* PROMPT:
Pull out every line with the word "content".

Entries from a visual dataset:
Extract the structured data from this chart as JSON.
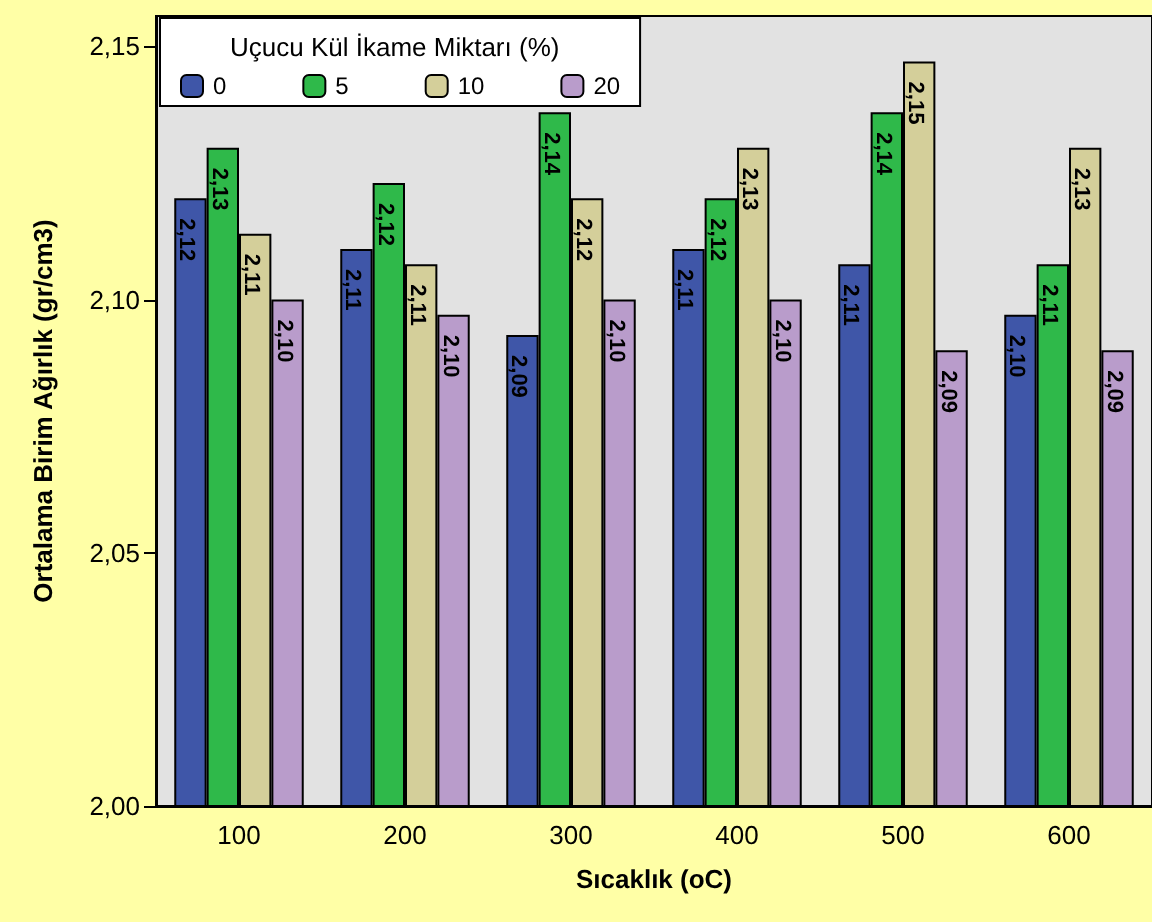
{
  "chart_data": {
    "type": "bar",
    "xlabel": "Sıcaklık (oC)",
    "ylabel": "Ortalama Birim Ağırlık (gr/cm3)",
    "legend_title": "Uçucu Kül İkame Miktarı (%)",
    "categories": [
      "100",
      "200",
      "300",
      "400",
      "500",
      "600"
    ],
    "series": [
      {
        "name": "0",
        "color": "#3f56a8",
        "values": [
          2.12,
          2.11,
          2.093,
          2.11,
          2.107,
          2.097
        ],
        "value_labels": [
          "2,12",
          "2,11",
          "2,09",
          "2,11",
          "2,11",
          "2,10"
        ]
      },
      {
        "name": "5",
        "color": "#2fb94a",
        "values": [
          2.13,
          2.123,
          2.137,
          2.12,
          2.137,
          2.107
        ],
        "value_labels": [
          "2,13",
          "2,12",
          "2,14",
          "2,12",
          "2,14",
          "2,11"
        ]
      },
      {
        "name": "10",
        "color": "#d4cf9a",
        "values": [
          2.113,
          2.107,
          2.12,
          2.13,
          2.147,
          2.13
        ],
        "value_labels": [
          "2,11",
          "2,11",
          "2,12",
          "2,13",
          "2,15",
          "2,13"
        ]
      },
      {
        "name": "20",
        "color": "#b99ccb",
        "values": [
          2.1,
          2.097,
          2.1,
          2.1,
          2.09,
          2.09
        ],
        "value_labels": [
          "2,10",
          "2,10",
          "2,10",
          "2,10",
          "2,09",
          "2,09"
        ]
      }
    ],
    "ylim": [
      2.0,
      2.156
    ],
    "yticks": [
      {
        "value": 2.0,
        "label": "2,00"
      },
      {
        "value": 2.05,
        "label": "2,05"
      },
      {
        "value": 2.1,
        "label": "2,10"
      },
      {
        "value": 2.15,
        "label": "2,15"
      }
    ],
    "grid": false,
    "legend": "top left"
  }
}
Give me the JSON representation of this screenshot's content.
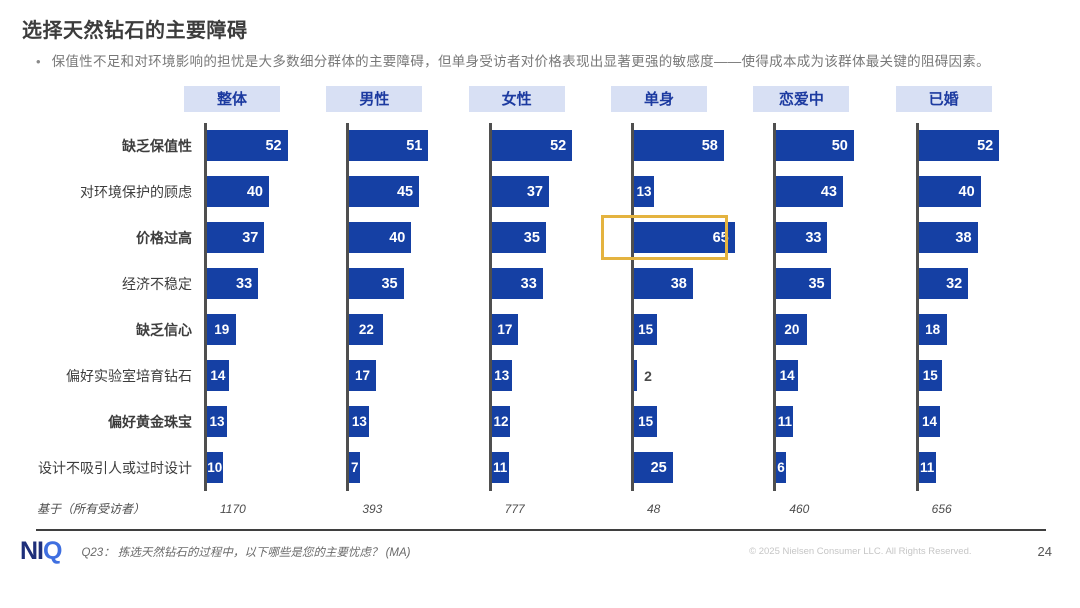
{
  "page": {
    "title": "选择天然钻石的主要障碍",
    "bullet": "保值性不足和对环境影响的担忧是大多数细分群体的主要障碍，但单身受访者对价格表现出显著更强的敏感度——使得成本成为该群体最关键的阻碍因素。",
    "page_number": "24"
  },
  "footer": {
    "logo_ni": "NI",
    "logo_q": "Q",
    "question": "Q23： 拣选天然钻石的过程中，以下哪些是您的主要忧虑？ (MA)",
    "copyright": "© 2025 Nielsen Consumer LLC. All Rights Reserved."
  },
  "chart_data": {
    "type": "bar",
    "orientation": "horizontal",
    "title": "选择天然钻石的主要障碍",
    "xlim": [
      0,
      70
    ],
    "grid": false,
    "bar_color": "#1540a4",
    "axis_color": "#4f4f4f",
    "header_bg": "#d8e0f4",
    "header_text_color": "#1c3aa0",
    "base_label": "基于（所有受访者）",
    "categories": [
      "缺乏保值性",
      "对环境保护的顾虑",
      "价格过高",
      "经济不稳定",
      "缺乏信心",
      "偏好实验室培育钻石",
      "偏好黄金珠宝",
      "设计不吸引人或过时设计"
    ],
    "category_bold": [
      true,
      false,
      true,
      false,
      true,
      false,
      true,
      false
    ],
    "series": [
      {
        "name": "整体",
        "base": "1170",
        "values": [
          52,
          40,
          37,
          33,
          19,
          14,
          13,
          10
        ]
      },
      {
        "name": "男性",
        "base": "393",
        "values": [
          51,
          45,
          40,
          35,
          22,
          17,
          13,
          7
        ]
      },
      {
        "name": "女性",
        "base": "777",
        "values": [
          52,
          37,
          35,
          33,
          17,
          13,
          12,
          11
        ]
      },
      {
        "name": "单身",
        "base": "48",
        "values": [
          58,
          13,
          65,
          38,
          15,
          2,
          15,
          25
        ]
      },
      {
        "name": "恋爱中",
        "base": "460",
        "values": [
          50,
          43,
          33,
          35,
          20,
          14,
          11,
          6
        ]
      },
      {
        "name": "已婚",
        "base": "656",
        "values": [
          52,
          40,
          38,
          32,
          18,
          15,
          14,
          11
        ]
      }
    ],
    "highlight": {
      "series": "单身",
      "category": "价格过高",
      "value": 65,
      "color": "#e4b33f"
    }
  }
}
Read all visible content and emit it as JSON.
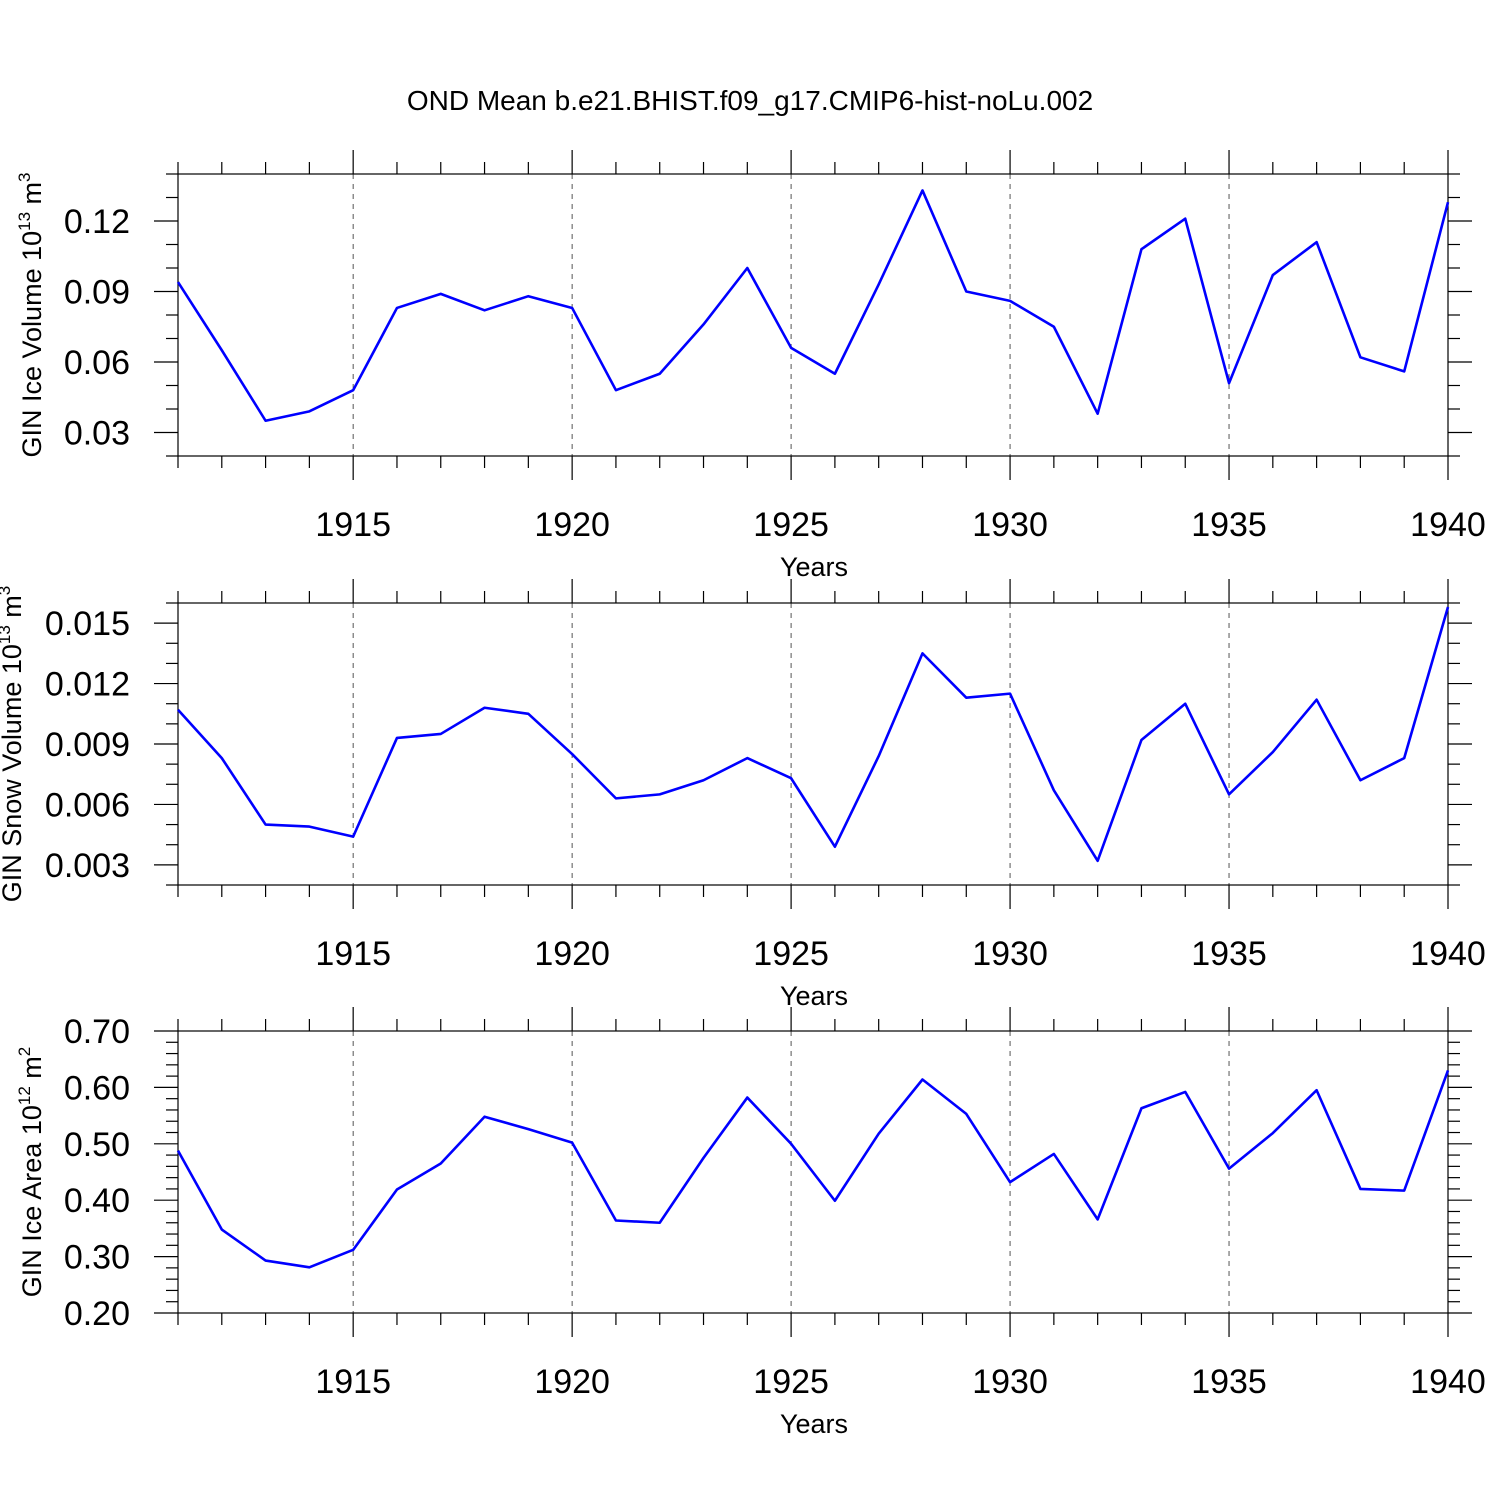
{
  "figure": {
    "title": "OND Mean b.e21.BHIST.f09_g17.CMIP6-hist-noLu.002"
  },
  "chart_data": [
    {
      "type": "line",
      "title": "",
      "xlabel": "Years",
      "ylabel": "GIN Ice Volume 10",
      "ylabel_sup": "13",
      "ylabel_unit": " m",
      "ylabel_unit_sup": "3",
      "xlim": [
        1911,
        1940
      ],
      "ylim": [
        0.02,
        0.14
      ],
      "x_ticks": [
        1915,
        1920,
        1925,
        1930,
        1935,
        1940
      ],
      "x_tick_labels": [
        "1915",
        "1920",
        "1925",
        "1930",
        "1935",
        "1940"
      ],
      "y_ticks": [
        0.03,
        0.06,
        0.09,
        0.12
      ],
      "y_tick_labels": [
        "0.03",
        "0.06",
        "0.09",
        "0.12"
      ],
      "y_minor_step": 0.01,
      "grid": "x-dashed",
      "line_color": "#0000ff",
      "x": [
        1911,
        1912,
        1913,
        1914,
        1915,
        1916,
        1917,
        1918,
        1919,
        1920,
        1921,
        1922,
        1923,
        1924,
        1925,
        1926,
        1927,
        1928,
        1929,
        1930,
        1931,
        1932,
        1933,
        1934,
        1935,
        1936,
        1937,
        1938,
        1939,
        1940
      ],
      "series": [
        {
          "values": [
            0.094,
            0.065,
            0.035,
            0.039,
            0.048,
            0.083,
            0.089,
            0.082,
            0.088,
            0.083,
            0.048,
            0.055,
            0.076,
            0.1,
            0.066,
            0.055,
            0.093,
            0.133,
            0.09,
            0.086,
            0.075,
            0.038,
            0.108,
            0.121,
            0.051,
            0.097,
            0.111,
            0.062,
            0.056,
            0.128
          ]
        }
      ]
    },
    {
      "type": "line",
      "title": "",
      "xlabel": "Years",
      "ylabel": "GIN Snow Volume 10",
      "ylabel_sup": "13",
      "ylabel_unit": " m",
      "ylabel_unit_sup": "3",
      "xlim": [
        1911,
        1940
      ],
      "ylim": [
        0.002,
        0.016
      ],
      "x_ticks": [
        1915,
        1920,
        1925,
        1930,
        1935,
        1940
      ],
      "x_tick_labels": [
        "1915",
        "1920",
        "1925",
        "1930",
        "1935",
        "1940"
      ],
      "y_ticks": [
        0.003,
        0.006,
        0.009,
        0.012,
        0.015
      ],
      "y_tick_labels": [
        "0.003",
        "0.006",
        "0.009",
        "0.012",
        "0.015"
      ],
      "y_minor_step": 0.001,
      "grid": "x-dashed",
      "line_color": "#0000ff",
      "x": [
        1911,
        1912,
        1913,
        1914,
        1915,
        1916,
        1917,
        1918,
        1919,
        1920,
        1921,
        1922,
        1923,
        1924,
        1925,
        1926,
        1927,
        1928,
        1929,
        1930,
        1931,
        1932,
        1933,
        1934,
        1935,
        1936,
        1937,
        1938,
        1939,
        1940
      ],
      "series": [
        {
          "values": [
            0.0107,
            0.0083,
            0.005,
            0.0049,
            0.0044,
            0.0093,
            0.0095,
            0.0108,
            0.0105,
            0.0085,
            0.0063,
            0.0065,
            0.0072,
            0.0083,
            0.0073,
            0.0039,
            0.0084,
            0.0135,
            0.0113,
            0.0115,
            0.0067,
            0.0032,
            0.0092,
            0.011,
            0.0065,
            0.0086,
            0.0112,
            0.0072,
            0.0083,
            0.0158
          ]
        }
      ]
    },
    {
      "type": "line",
      "title": "",
      "xlabel": "Years",
      "ylabel": "GIN Ice Area 10",
      "ylabel_sup": "12",
      "ylabel_unit": " m",
      "ylabel_unit_sup": "2",
      "xlim": [
        1911,
        1940
      ],
      "ylim": [
        0.2,
        0.7
      ],
      "x_ticks": [
        1915,
        1920,
        1925,
        1930,
        1935,
        1940
      ],
      "x_tick_labels": [
        "1915",
        "1920",
        "1925",
        "1930",
        "1935",
        "1940"
      ],
      "y_ticks": [
        0.2,
        0.3,
        0.4,
        0.5,
        0.6,
        0.7
      ],
      "y_tick_labels": [
        "0.20",
        "0.30",
        "0.40",
        "0.50",
        "0.60",
        "0.70"
      ],
      "y_minor_step": 0.02,
      "grid": "x-dashed",
      "line_color": "#0000ff",
      "x": [
        1911,
        1912,
        1913,
        1914,
        1915,
        1916,
        1917,
        1918,
        1919,
        1920,
        1921,
        1922,
        1923,
        1924,
        1925,
        1926,
        1927,
        1928,
        1929,
        1930,
        1931,
        1932,
        1933,
        1934,
        1935,
        1936,
        1937,
        1938,
        1939,
        1940
      ],
      "series": [
        {
          "values": [
            0.488,
            0.348,
            0.293,
            0.281,
            0.312,
            0.419,
            0.465,
            0.548,
            0.526,
            0.502,
            0.364,
            0.36,
            0.475,
            0.582,
            0.5,
            0.399,
            0.518,
            0.614,
            0.553,
            0.432,
            0.482,
            0.366,
            0.563,
            0.592,
            0.456,
            0.519,
            0.595,
            0.42,
            0.417,
            0.63
          ]
        }
      ]
    }
  ]
}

* RESPONSE TO THIS TASK:
Give me the JSON representation of this screenshot's content.
Read all visible content and emit it as JSON.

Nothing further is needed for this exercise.